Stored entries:
○ ○ ○ ○ ○

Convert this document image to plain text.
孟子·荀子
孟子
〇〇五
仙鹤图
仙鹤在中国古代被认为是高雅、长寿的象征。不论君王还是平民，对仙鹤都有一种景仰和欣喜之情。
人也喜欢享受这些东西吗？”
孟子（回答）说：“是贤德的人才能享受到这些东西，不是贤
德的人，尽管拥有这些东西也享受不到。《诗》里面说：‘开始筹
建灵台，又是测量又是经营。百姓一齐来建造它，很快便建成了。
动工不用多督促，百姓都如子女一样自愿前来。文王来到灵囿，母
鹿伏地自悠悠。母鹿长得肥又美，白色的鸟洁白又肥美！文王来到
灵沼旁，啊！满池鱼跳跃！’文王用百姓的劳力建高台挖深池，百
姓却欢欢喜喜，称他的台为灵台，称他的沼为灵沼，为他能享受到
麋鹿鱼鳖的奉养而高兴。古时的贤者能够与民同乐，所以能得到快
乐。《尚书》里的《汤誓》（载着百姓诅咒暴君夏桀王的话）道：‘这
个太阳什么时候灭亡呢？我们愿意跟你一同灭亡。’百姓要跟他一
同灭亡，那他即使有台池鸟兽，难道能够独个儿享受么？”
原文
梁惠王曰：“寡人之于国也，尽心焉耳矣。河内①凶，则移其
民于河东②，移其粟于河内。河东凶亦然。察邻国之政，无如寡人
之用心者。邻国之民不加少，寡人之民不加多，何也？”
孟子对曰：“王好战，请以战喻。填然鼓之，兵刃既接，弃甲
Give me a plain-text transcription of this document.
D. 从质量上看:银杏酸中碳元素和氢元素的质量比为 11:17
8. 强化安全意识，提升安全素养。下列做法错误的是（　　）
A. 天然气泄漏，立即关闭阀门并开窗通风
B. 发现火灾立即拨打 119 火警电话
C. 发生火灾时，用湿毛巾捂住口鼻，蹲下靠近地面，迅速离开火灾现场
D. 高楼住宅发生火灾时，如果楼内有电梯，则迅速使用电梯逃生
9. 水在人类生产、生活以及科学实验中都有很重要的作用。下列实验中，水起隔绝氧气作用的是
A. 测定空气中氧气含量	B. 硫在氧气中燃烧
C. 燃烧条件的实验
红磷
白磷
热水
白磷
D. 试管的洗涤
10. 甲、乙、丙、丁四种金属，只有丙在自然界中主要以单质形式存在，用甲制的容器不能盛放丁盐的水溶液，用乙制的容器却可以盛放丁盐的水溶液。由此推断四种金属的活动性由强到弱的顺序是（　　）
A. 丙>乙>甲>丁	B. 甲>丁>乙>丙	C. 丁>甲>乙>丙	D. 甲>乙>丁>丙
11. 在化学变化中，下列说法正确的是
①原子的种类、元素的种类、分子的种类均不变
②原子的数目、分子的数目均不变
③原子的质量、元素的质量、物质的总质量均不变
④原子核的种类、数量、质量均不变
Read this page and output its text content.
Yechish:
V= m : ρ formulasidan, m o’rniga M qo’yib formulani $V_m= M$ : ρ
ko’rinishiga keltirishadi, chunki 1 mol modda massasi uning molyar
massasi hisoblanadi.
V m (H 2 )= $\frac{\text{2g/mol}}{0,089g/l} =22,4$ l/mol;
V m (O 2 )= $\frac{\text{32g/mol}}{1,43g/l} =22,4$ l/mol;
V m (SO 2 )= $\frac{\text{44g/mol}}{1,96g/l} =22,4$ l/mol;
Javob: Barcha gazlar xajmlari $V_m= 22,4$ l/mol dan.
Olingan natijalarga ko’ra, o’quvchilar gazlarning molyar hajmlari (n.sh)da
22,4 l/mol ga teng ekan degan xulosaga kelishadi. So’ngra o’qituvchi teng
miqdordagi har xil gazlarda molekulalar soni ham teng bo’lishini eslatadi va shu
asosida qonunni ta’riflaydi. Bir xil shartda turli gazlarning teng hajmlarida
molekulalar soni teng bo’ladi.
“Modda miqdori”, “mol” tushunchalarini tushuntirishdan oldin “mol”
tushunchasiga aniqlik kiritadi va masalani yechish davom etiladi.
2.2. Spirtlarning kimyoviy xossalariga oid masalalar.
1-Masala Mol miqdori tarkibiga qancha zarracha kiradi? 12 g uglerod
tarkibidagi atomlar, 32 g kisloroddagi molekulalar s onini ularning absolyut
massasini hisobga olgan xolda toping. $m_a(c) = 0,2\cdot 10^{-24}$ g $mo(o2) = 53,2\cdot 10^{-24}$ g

○ ○ ○ ○ ○

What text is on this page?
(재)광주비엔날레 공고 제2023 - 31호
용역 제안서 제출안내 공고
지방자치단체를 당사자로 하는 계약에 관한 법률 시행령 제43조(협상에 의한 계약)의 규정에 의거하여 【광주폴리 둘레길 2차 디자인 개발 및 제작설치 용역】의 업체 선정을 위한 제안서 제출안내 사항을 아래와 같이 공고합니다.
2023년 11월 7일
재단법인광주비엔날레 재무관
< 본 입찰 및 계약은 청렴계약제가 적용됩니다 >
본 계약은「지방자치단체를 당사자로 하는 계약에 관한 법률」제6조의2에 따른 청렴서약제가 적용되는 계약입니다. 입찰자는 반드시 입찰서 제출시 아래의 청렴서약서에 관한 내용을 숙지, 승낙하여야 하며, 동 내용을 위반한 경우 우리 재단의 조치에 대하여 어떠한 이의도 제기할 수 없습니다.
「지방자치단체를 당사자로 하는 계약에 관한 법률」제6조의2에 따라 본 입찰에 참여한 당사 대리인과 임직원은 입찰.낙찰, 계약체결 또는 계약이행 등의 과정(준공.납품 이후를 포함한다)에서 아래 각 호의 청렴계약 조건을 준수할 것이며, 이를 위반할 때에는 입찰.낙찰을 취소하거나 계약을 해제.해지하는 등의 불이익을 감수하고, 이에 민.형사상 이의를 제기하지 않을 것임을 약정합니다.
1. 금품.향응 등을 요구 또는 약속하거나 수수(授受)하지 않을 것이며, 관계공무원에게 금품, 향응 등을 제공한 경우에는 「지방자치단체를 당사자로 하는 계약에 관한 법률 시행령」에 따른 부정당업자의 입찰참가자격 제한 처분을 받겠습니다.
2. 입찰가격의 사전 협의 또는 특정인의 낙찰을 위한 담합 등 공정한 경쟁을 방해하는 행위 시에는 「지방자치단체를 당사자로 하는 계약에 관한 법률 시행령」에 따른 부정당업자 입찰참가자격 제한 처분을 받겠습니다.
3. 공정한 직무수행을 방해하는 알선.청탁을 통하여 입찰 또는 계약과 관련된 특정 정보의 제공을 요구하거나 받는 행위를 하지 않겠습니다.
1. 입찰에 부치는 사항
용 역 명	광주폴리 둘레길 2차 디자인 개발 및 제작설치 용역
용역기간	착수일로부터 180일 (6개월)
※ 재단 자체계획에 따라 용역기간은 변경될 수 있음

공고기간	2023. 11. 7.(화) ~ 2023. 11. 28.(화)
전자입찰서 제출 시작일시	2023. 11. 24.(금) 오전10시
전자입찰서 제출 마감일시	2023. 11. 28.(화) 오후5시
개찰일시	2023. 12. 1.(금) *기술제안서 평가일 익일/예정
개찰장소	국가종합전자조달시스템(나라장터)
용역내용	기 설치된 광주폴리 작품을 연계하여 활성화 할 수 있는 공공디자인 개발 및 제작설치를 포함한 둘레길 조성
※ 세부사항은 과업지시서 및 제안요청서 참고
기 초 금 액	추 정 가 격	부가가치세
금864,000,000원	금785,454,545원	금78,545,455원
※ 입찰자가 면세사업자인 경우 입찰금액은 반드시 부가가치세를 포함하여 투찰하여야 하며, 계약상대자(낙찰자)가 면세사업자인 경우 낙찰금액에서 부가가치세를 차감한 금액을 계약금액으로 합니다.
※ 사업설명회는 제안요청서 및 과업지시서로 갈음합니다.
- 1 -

○ ○ ○ ○ ○

What is needed: Scan the material above. Extract every line in which the word "입찰참가자격" occurs.

Complete response:
1. 금품.향응 등을 요구 또는 약속하거나 수수(授受)하지 않을 것이며, 관계공무원에게 금품, 향응 등을 제공한 경우에는 「지방자치단체를 당사자로 하는 계약에 관한 법률 시행령」에 따른 부정당업자의 입찰참가자격 제한 처분을 받겠습니다.
2. 입찰가격의 사전 협의 또는 특정인의 낙찰을 위한 담합 등 공정한 경쟁을 방해하는 행위 시에는 「지방자치단체를 당사자로 하는 계약에 관한 법률 시행령」에 따른 부정당업자 입찰참가자격 제한 처분을 받겠습니다.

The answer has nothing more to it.